WRITTEN TASK
In the listing below, how many lines contain the word "Write"? Reply with the number only.

DATA FOR THE TASK
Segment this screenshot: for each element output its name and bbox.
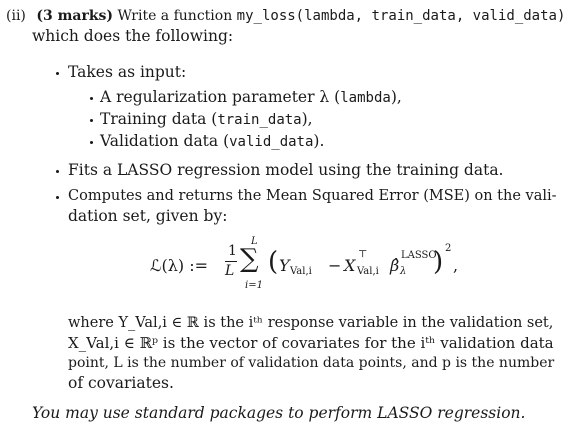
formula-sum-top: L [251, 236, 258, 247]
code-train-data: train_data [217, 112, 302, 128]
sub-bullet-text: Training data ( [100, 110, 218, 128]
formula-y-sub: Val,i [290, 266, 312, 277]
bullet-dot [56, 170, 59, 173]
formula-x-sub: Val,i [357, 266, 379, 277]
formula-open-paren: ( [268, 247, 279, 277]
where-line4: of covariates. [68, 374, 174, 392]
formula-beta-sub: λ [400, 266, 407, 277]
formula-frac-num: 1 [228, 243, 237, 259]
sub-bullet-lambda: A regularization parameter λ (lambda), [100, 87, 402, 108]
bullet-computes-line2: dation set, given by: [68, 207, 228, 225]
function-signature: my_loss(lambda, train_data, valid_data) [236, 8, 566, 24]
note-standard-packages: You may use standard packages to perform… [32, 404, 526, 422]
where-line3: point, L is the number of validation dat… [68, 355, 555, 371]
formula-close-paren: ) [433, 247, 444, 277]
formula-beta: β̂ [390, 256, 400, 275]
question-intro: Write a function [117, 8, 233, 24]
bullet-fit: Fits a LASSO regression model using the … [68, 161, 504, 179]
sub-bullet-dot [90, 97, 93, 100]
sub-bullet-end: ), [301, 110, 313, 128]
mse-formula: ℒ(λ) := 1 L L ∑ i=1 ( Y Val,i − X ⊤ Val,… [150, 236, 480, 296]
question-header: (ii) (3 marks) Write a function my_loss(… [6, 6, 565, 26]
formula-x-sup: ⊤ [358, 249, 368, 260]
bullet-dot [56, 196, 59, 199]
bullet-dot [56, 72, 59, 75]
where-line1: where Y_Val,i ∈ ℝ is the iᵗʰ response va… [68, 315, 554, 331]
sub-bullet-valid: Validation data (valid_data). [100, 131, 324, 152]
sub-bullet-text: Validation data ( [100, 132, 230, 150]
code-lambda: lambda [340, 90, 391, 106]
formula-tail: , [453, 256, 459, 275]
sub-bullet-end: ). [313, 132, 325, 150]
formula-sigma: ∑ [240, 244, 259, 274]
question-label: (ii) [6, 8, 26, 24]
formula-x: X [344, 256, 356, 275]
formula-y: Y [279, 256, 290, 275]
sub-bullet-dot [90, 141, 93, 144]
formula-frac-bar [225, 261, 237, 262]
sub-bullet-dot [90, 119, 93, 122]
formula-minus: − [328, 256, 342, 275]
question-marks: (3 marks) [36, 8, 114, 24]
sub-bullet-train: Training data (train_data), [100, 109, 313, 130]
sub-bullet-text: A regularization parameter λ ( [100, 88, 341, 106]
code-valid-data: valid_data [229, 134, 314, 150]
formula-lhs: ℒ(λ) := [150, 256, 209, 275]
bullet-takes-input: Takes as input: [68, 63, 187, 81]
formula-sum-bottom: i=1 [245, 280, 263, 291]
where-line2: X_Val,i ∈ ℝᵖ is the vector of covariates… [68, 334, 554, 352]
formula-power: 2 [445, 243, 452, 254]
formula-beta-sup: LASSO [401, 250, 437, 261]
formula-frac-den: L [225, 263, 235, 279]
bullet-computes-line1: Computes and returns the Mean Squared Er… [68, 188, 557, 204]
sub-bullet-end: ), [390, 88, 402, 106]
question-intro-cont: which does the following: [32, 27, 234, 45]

FINISHED EXERCISE
2